DIRECTION:
Scan the entries for the string "Prod" and give the number of lines that have it, nothing further.

RECORDS FOR THE TASK:
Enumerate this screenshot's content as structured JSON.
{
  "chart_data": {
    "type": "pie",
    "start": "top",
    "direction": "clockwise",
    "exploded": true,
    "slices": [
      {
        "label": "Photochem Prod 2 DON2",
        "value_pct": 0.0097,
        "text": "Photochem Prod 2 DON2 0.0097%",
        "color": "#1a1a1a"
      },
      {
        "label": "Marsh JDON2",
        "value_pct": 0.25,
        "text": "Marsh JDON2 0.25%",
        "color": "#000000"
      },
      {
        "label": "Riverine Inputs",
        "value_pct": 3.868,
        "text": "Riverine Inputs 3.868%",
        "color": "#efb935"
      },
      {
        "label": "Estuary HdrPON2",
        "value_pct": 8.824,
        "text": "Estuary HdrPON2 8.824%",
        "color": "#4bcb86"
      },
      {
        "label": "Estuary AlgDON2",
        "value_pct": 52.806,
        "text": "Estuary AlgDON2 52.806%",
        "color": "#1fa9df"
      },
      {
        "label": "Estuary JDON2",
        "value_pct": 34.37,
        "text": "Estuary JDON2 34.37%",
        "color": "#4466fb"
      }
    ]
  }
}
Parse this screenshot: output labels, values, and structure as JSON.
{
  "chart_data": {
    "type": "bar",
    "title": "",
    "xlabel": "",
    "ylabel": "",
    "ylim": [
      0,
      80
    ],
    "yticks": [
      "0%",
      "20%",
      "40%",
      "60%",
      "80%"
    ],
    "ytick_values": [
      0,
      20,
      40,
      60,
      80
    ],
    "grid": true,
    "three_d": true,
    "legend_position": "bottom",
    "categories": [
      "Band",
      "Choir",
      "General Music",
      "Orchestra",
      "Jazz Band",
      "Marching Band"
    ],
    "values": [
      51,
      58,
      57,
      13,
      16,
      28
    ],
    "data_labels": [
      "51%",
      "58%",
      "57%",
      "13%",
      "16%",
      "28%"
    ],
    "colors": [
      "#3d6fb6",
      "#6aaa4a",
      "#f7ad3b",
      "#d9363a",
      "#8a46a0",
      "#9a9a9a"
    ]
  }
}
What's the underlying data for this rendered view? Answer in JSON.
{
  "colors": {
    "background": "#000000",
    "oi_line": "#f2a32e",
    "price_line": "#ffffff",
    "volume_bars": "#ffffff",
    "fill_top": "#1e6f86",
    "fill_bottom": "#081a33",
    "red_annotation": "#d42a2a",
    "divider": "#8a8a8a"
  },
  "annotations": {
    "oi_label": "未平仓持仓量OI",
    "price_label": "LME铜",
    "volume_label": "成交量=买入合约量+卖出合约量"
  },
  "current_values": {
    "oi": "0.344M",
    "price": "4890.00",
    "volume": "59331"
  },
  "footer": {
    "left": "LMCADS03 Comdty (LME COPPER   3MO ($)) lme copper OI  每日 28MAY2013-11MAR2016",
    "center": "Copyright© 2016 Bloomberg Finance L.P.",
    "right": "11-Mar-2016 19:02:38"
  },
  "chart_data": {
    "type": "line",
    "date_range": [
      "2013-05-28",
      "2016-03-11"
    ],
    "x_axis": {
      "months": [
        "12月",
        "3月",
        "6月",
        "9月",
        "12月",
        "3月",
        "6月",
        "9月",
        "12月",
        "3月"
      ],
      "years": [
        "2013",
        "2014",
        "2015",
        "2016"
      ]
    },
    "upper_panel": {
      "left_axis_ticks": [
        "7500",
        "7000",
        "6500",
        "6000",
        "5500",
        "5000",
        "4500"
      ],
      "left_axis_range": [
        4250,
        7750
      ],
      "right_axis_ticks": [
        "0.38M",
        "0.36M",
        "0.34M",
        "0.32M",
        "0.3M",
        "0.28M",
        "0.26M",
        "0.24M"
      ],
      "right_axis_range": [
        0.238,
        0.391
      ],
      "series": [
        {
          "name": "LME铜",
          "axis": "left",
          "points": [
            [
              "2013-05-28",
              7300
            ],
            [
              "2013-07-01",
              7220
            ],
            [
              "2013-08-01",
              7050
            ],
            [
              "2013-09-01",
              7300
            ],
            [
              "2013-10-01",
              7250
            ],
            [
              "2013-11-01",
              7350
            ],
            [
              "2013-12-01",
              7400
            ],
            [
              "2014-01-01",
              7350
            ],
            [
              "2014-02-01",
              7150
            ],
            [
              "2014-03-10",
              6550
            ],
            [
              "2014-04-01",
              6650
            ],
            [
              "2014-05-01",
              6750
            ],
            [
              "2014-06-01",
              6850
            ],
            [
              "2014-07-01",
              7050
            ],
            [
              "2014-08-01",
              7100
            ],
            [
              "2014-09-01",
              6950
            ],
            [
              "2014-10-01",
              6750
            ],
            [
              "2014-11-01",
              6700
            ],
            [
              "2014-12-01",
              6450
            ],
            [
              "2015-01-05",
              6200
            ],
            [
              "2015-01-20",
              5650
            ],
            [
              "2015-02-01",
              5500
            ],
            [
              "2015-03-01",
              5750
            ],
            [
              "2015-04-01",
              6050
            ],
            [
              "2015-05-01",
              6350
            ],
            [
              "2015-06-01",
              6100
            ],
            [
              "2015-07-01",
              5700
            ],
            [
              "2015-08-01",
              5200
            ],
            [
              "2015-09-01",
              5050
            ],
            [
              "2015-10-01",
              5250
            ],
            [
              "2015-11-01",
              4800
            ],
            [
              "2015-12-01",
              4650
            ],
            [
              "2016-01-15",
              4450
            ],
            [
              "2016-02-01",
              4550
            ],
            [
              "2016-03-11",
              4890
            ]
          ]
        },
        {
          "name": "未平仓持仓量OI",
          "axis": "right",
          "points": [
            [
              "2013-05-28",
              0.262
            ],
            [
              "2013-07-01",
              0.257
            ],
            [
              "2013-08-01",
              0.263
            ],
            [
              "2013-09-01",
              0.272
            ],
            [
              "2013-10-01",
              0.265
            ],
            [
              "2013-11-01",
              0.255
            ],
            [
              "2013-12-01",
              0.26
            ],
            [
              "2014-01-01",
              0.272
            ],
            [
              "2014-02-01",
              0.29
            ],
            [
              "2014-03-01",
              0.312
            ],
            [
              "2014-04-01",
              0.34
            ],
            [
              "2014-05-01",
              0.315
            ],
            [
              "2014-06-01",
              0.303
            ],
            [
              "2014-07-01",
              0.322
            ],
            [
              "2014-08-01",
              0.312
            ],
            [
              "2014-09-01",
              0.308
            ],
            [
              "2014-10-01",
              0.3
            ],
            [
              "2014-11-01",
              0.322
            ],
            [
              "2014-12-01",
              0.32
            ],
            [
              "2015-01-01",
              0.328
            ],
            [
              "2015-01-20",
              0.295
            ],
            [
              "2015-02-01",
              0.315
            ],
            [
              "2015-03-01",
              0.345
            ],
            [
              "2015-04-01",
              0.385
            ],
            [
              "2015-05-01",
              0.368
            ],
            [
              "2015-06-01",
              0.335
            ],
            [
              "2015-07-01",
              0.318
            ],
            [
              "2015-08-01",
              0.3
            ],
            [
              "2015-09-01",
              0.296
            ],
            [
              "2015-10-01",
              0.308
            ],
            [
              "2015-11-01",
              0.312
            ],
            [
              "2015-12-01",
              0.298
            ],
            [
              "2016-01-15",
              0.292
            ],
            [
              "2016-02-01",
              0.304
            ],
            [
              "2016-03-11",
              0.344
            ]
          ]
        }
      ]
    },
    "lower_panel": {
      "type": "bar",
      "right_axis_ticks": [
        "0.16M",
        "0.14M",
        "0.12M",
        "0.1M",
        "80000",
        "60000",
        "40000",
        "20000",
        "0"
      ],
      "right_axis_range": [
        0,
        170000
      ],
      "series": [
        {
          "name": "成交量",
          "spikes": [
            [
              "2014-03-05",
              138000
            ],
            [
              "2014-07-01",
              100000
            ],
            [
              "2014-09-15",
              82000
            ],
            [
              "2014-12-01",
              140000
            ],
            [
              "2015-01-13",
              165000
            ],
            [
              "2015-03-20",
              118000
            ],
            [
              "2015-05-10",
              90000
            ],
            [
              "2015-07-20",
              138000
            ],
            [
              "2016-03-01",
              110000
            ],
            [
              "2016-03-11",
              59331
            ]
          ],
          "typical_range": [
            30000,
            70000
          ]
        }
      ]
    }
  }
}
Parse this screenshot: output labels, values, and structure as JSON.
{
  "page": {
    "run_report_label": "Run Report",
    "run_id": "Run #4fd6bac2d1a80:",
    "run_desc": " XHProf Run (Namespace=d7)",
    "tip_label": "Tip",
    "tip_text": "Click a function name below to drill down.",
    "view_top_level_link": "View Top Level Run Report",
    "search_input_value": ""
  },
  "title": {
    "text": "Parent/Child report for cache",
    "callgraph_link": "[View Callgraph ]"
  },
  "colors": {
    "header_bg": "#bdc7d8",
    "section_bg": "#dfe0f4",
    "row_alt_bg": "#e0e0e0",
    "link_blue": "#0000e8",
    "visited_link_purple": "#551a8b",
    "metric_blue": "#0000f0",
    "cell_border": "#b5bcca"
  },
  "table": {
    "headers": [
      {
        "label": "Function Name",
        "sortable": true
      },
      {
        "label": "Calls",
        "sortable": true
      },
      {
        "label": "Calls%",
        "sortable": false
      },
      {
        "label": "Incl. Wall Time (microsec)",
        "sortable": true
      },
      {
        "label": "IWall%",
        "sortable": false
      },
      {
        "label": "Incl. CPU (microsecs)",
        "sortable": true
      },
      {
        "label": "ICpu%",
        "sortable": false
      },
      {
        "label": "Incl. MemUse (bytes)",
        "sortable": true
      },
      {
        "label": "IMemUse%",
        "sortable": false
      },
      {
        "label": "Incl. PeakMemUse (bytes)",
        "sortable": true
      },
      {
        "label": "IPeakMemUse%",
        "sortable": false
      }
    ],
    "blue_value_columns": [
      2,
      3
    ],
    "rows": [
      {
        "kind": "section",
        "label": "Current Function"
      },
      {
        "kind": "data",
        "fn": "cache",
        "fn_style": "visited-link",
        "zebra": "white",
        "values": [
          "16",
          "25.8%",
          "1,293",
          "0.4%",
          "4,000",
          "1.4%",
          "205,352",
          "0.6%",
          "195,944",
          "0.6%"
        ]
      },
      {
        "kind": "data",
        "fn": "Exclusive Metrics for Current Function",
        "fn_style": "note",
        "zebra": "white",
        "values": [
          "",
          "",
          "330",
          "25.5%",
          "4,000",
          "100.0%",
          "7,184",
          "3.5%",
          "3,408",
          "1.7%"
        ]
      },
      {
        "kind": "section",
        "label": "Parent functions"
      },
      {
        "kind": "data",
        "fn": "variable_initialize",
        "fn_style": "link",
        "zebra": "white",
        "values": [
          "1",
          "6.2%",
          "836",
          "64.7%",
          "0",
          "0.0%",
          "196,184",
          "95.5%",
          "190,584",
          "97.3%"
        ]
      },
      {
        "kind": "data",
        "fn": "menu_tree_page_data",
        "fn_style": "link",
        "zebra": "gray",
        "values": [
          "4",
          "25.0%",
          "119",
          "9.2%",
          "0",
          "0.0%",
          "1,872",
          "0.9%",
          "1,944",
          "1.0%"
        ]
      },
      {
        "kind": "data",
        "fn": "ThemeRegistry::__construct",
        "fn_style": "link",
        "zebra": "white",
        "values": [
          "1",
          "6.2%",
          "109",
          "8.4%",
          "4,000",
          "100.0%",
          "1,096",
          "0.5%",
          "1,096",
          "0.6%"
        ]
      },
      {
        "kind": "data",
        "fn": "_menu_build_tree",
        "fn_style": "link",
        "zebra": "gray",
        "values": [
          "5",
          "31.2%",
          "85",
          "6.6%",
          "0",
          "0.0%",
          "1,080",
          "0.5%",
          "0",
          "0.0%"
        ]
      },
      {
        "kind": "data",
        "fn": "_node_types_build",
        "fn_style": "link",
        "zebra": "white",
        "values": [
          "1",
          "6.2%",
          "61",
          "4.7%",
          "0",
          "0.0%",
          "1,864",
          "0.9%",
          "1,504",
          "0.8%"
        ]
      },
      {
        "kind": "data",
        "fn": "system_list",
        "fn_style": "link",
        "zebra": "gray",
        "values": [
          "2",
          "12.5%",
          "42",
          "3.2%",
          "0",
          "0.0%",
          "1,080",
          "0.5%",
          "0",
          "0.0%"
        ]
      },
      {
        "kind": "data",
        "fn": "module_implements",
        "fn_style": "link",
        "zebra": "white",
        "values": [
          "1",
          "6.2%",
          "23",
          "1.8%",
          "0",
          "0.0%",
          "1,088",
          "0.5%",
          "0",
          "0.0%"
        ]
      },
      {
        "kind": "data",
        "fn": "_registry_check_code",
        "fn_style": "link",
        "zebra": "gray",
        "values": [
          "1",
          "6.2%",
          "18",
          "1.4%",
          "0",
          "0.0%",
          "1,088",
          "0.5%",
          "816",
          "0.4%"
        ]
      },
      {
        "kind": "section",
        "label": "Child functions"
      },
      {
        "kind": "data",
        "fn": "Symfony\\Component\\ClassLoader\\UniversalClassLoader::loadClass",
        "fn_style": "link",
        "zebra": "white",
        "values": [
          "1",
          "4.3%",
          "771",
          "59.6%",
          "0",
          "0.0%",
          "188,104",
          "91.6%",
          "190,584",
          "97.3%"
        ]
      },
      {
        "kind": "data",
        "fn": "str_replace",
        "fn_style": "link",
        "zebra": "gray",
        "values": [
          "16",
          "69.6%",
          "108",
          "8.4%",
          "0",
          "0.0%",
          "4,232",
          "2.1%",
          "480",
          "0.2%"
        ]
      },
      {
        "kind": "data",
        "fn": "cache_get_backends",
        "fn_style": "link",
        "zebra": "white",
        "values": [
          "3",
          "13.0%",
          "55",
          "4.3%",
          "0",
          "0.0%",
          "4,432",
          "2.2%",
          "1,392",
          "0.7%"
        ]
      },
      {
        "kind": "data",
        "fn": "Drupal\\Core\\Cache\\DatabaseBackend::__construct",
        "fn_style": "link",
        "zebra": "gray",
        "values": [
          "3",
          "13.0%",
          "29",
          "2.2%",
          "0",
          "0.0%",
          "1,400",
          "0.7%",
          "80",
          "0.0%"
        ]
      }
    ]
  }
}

SOLUTION TO THIS TASK:
2